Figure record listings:
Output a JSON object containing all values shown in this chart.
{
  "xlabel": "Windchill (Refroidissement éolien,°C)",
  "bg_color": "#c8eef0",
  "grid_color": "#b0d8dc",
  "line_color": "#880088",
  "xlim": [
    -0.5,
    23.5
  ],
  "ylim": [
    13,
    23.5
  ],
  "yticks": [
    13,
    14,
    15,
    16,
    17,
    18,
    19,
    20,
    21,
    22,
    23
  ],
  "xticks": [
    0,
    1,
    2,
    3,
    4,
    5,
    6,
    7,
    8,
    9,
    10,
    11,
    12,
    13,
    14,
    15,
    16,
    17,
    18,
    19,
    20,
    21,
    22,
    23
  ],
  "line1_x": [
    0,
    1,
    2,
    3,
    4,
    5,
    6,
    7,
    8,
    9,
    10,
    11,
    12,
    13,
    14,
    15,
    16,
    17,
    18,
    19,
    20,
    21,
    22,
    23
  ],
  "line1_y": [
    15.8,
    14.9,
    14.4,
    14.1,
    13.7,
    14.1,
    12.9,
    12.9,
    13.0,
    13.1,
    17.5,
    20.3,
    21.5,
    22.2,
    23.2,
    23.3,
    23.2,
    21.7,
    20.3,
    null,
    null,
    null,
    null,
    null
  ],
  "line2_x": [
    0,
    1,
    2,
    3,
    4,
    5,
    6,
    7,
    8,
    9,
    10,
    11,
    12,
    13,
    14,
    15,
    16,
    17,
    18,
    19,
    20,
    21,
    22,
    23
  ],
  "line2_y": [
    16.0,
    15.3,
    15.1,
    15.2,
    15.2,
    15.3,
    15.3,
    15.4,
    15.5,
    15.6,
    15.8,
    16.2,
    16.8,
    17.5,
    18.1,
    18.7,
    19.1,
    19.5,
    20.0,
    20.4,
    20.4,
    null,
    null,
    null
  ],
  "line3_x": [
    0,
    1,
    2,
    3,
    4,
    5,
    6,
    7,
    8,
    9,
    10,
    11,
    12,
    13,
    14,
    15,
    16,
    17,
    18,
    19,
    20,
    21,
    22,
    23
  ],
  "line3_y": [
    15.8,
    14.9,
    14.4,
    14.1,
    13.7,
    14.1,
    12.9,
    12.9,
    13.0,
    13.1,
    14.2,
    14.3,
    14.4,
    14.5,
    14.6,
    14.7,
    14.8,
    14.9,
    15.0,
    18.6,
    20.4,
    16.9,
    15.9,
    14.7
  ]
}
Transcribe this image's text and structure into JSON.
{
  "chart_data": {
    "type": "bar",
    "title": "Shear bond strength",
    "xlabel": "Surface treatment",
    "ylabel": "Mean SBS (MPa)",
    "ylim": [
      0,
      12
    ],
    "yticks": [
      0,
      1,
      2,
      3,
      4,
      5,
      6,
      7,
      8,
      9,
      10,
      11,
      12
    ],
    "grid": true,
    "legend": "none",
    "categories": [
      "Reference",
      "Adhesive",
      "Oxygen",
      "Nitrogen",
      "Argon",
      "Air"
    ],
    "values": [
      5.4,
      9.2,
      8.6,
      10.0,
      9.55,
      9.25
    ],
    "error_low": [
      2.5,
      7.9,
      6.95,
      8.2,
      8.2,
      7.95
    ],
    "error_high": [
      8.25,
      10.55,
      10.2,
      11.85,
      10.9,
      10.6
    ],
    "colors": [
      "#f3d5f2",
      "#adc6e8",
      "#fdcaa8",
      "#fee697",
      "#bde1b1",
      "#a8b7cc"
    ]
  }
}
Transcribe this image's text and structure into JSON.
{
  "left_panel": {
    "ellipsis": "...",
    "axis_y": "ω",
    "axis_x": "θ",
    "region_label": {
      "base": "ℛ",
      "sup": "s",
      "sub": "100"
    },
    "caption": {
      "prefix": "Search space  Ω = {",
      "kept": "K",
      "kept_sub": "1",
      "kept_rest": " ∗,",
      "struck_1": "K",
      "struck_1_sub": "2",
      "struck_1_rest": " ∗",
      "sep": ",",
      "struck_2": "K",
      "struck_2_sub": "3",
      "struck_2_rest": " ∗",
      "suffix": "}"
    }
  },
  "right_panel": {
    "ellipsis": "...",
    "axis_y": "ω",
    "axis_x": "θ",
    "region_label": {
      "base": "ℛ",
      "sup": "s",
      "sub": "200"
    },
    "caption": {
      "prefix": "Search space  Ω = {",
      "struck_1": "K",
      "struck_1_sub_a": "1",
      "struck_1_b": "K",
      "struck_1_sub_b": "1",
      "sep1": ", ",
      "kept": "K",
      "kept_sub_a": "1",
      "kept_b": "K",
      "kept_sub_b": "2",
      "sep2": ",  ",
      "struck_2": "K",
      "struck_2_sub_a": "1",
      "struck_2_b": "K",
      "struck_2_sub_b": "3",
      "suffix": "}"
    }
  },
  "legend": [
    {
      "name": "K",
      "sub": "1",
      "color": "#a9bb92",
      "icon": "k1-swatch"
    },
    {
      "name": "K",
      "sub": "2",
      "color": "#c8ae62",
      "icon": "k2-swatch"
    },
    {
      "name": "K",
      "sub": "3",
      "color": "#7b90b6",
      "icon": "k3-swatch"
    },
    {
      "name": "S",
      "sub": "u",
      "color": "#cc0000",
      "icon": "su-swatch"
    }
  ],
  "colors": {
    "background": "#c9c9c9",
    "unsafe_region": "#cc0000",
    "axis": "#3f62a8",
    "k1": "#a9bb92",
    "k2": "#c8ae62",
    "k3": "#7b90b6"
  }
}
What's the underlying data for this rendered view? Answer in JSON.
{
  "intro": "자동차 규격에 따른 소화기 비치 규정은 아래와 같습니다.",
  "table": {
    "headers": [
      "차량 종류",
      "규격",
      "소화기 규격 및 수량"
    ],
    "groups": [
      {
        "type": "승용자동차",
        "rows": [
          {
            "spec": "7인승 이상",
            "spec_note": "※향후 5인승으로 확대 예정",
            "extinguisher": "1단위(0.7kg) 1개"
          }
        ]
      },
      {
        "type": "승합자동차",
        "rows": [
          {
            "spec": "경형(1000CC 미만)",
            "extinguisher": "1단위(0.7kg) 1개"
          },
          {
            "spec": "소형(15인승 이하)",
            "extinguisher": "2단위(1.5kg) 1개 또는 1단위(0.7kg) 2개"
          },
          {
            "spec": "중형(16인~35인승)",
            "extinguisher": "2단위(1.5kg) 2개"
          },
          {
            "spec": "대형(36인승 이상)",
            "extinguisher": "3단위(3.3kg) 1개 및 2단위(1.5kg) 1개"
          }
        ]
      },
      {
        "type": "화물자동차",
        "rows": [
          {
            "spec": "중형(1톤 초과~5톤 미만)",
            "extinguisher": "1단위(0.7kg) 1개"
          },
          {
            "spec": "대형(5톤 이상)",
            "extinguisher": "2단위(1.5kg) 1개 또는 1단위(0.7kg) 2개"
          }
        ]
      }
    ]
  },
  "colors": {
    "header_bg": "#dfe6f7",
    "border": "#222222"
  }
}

Stated problem: Count each line with "JSON" in it and report that figure by itself.

Response: 4